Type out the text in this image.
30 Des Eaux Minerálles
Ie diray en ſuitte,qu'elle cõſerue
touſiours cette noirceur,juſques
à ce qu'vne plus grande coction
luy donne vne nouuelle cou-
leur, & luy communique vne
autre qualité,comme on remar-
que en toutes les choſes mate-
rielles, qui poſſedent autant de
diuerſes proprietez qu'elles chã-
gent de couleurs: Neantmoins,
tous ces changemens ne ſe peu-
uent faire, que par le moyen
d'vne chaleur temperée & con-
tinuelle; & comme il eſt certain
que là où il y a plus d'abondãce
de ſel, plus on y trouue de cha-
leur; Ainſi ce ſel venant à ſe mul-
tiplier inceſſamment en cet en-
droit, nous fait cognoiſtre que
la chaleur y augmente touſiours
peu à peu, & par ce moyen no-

◇ ◇ ◇ ◇ ◇

● Problem description
Each line that has the word "comme" counts once. How many such lines are in the data? Give the number alone.

● Correct response
2